What the task requires:
Single out each line with the word "λόγῳ" and copy it.

Extracted entries:
★ ★ ★ ★ ★ ★ ★

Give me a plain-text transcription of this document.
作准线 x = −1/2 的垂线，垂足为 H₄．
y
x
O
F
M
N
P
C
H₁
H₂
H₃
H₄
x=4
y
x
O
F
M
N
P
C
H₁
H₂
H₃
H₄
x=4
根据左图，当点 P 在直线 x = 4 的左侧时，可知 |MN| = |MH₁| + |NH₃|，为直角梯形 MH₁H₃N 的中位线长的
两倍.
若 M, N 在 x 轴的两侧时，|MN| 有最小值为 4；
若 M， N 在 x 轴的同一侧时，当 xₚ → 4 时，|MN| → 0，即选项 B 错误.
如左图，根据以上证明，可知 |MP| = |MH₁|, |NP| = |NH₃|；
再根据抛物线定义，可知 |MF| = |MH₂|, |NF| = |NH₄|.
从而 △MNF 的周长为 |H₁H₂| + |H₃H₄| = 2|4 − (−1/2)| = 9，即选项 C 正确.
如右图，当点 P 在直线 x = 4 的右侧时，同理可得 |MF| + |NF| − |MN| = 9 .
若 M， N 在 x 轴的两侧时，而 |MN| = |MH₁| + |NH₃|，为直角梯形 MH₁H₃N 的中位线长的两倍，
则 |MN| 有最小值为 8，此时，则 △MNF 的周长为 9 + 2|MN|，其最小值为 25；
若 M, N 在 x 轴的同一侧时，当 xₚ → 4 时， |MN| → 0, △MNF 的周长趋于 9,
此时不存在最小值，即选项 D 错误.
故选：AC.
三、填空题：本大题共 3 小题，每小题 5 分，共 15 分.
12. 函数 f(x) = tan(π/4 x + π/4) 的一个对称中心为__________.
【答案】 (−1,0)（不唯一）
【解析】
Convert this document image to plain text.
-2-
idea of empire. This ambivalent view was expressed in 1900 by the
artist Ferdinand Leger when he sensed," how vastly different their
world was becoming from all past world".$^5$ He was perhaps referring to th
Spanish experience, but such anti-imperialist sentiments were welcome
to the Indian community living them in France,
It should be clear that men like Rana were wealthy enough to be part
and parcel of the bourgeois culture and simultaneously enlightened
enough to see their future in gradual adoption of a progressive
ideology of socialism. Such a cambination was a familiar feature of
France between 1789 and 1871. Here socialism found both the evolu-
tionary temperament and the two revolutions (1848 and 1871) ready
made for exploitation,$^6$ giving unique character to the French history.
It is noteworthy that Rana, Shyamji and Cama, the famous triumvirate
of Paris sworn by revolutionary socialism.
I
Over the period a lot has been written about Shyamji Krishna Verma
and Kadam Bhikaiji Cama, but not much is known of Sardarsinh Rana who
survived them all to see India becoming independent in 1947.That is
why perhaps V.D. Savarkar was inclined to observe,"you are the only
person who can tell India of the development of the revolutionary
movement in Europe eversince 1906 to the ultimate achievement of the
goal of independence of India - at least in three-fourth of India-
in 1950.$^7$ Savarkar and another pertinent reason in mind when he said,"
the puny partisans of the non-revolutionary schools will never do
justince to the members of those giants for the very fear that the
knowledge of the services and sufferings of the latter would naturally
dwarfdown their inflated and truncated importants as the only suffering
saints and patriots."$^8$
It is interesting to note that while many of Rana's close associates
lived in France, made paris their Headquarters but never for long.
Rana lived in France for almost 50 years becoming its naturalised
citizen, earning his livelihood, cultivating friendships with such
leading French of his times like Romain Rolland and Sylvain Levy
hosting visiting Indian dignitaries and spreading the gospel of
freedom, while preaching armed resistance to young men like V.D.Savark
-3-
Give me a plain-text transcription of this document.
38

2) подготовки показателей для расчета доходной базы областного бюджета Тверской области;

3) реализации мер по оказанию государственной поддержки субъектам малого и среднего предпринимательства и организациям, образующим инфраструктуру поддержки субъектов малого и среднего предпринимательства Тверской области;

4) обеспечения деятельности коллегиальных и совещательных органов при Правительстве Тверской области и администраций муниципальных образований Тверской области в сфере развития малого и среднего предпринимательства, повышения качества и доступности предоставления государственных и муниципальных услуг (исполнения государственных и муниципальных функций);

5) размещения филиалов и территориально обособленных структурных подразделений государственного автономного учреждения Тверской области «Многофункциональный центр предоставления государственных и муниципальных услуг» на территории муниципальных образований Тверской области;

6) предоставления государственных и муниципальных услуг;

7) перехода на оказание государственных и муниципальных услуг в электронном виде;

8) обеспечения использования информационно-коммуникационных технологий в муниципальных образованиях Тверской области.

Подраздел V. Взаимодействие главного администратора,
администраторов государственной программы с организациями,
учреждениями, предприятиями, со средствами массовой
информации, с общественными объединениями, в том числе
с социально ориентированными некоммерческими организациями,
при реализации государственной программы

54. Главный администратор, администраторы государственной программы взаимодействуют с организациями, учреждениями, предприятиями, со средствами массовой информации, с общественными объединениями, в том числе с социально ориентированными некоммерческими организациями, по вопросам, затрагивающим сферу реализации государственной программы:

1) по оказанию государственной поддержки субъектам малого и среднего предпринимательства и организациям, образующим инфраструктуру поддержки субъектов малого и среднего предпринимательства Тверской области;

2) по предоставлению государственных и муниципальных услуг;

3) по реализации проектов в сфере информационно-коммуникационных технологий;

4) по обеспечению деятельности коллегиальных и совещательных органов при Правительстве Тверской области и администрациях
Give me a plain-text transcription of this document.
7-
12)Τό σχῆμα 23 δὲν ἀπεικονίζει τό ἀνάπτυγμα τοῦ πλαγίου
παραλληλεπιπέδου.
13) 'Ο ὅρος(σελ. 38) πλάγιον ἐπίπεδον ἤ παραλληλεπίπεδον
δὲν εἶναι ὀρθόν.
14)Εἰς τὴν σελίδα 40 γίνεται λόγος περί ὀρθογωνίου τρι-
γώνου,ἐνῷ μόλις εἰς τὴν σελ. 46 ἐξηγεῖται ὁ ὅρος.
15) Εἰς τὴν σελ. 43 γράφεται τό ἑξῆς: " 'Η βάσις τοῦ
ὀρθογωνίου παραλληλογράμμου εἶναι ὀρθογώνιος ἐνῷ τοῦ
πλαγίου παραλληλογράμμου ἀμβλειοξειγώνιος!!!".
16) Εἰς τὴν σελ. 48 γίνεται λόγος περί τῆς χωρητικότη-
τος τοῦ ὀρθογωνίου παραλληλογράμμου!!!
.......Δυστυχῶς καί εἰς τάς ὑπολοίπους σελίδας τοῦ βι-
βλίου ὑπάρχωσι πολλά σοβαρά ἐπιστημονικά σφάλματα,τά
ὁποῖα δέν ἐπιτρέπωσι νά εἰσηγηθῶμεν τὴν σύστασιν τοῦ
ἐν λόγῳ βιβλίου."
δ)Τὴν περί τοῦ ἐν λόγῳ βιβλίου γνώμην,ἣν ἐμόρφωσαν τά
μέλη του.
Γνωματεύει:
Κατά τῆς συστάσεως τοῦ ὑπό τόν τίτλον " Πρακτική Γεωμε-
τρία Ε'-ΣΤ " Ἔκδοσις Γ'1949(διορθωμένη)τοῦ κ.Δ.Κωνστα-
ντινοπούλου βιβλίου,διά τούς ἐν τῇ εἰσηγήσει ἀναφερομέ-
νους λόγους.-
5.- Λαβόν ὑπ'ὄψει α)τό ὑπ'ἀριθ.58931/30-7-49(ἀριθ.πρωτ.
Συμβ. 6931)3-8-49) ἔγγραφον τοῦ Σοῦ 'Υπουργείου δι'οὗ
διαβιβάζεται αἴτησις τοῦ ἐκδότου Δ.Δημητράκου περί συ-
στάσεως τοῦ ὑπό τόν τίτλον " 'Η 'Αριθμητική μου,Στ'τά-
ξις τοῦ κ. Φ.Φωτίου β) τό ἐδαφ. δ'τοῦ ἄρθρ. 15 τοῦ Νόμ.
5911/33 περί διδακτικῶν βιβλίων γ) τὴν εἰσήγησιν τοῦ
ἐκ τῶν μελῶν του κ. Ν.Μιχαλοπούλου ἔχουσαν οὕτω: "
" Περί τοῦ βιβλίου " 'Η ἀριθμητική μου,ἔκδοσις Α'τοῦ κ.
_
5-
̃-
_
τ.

★ ★ ★ ★ ★ ★ ★

Answer to this exercise:
ἐν λόγῳ βιβλίου."
δ)Τὴν περί τοῦ ἐν λόγῳ βιβλίου γνώμην,ἣν ἐμόρφωσαν τά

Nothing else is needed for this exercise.